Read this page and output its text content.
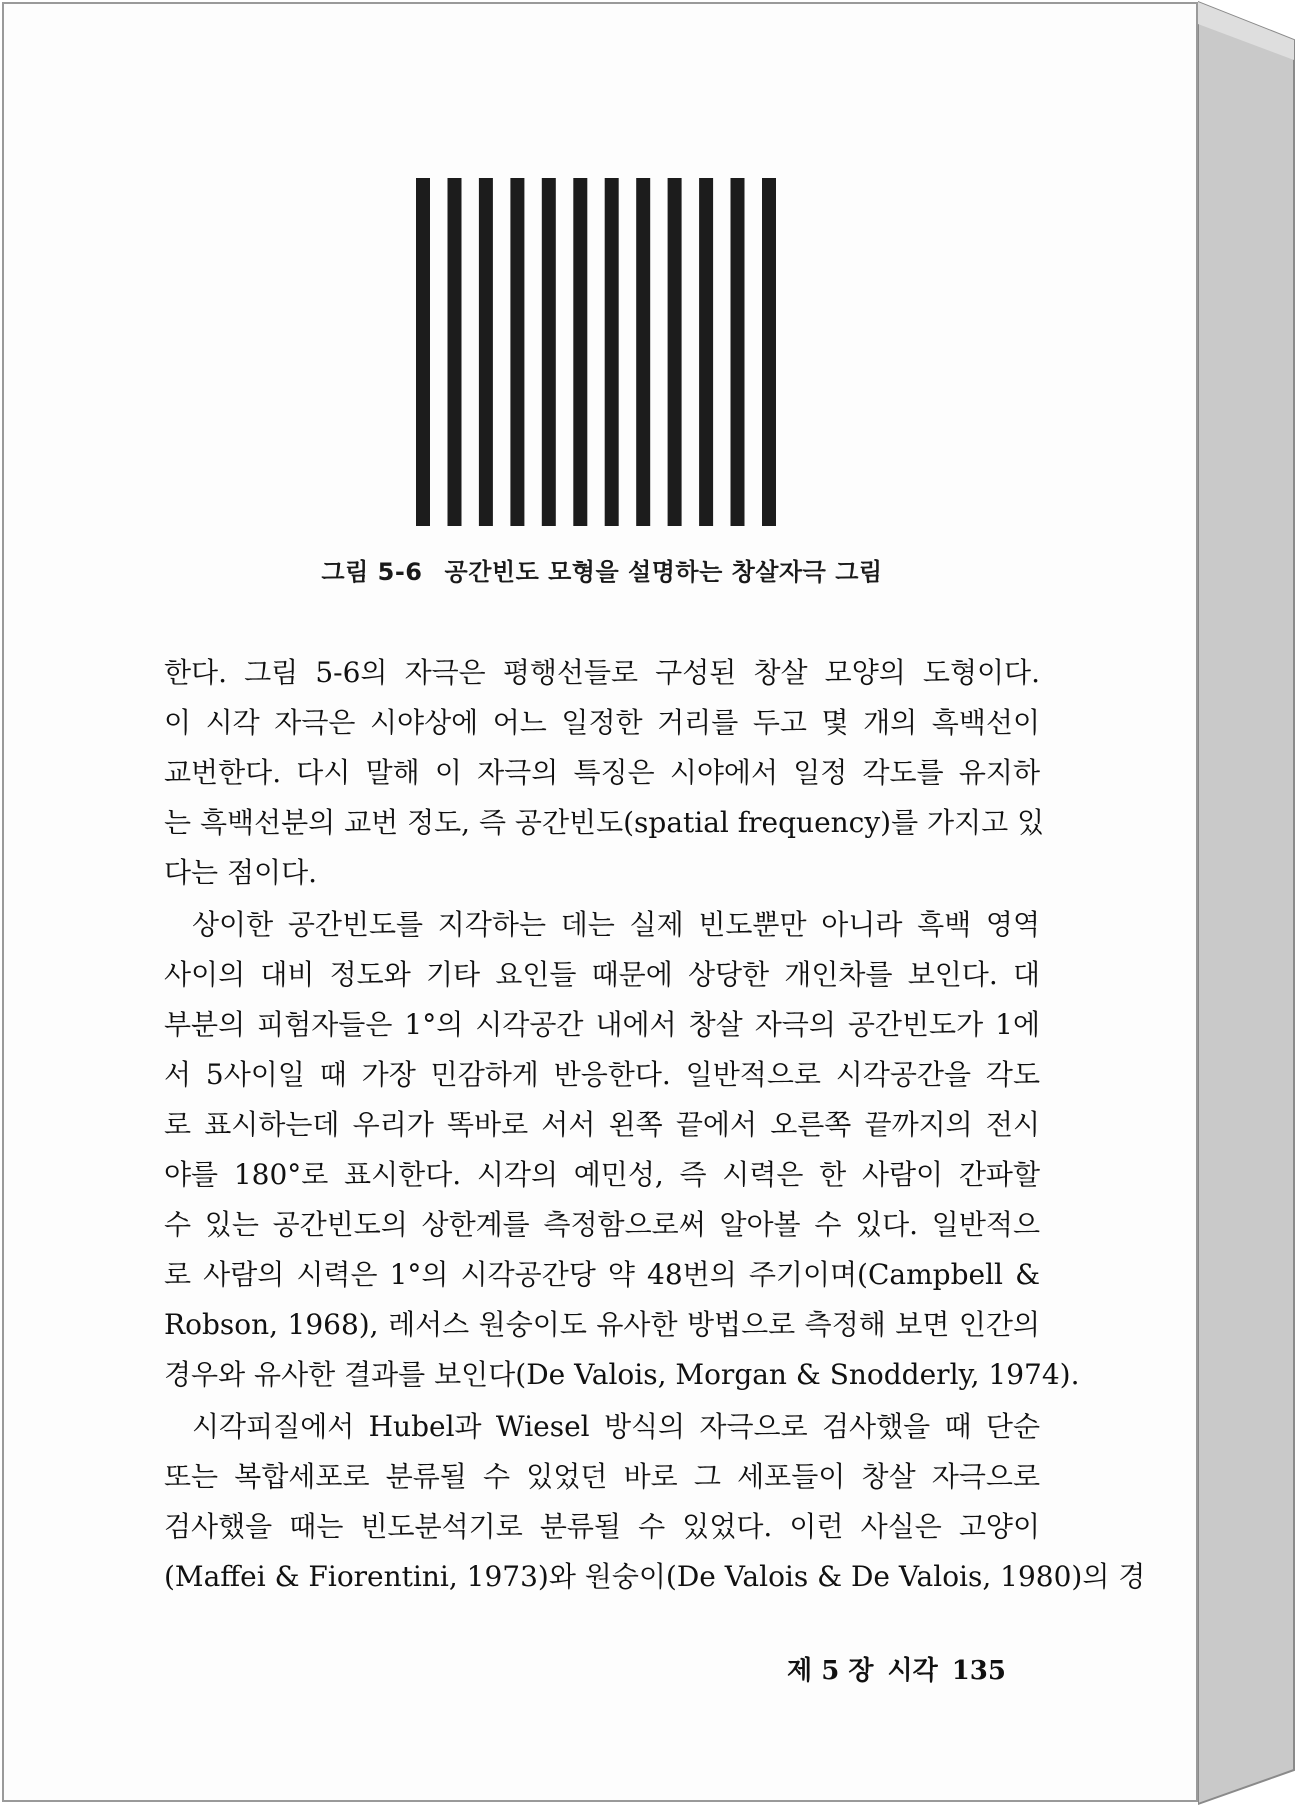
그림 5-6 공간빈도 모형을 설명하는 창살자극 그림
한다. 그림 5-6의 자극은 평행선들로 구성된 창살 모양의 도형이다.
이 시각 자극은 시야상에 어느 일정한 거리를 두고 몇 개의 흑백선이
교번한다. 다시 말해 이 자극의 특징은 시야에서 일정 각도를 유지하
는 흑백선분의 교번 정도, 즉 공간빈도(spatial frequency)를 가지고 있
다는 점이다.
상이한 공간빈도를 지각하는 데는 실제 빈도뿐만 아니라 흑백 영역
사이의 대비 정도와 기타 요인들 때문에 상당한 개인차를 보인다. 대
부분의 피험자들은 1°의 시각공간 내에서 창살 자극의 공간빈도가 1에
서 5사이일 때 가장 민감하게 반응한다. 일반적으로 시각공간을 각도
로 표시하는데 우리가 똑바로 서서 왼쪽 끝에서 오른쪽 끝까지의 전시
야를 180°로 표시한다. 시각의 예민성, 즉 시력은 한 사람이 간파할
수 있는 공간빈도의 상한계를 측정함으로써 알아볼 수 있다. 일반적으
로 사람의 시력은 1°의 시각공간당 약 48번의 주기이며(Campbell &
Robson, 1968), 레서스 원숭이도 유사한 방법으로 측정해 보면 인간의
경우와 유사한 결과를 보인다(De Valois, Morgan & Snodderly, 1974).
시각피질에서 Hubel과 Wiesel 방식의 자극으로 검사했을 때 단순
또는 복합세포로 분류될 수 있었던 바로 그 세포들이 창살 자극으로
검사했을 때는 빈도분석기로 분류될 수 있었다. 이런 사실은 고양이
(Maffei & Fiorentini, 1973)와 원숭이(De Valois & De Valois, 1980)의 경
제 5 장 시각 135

* * * * *

Brief:
Find the word "Valois" in the entries, and copy every line it shows up in.

Complete answer:
경우와 유사한 결과를 보인다(De Valois, Morgan & Snodderly, 1974).
(Maffei & Fiorentini, 1973)와 원숭이(De Valois & De Valois, 1980)의 경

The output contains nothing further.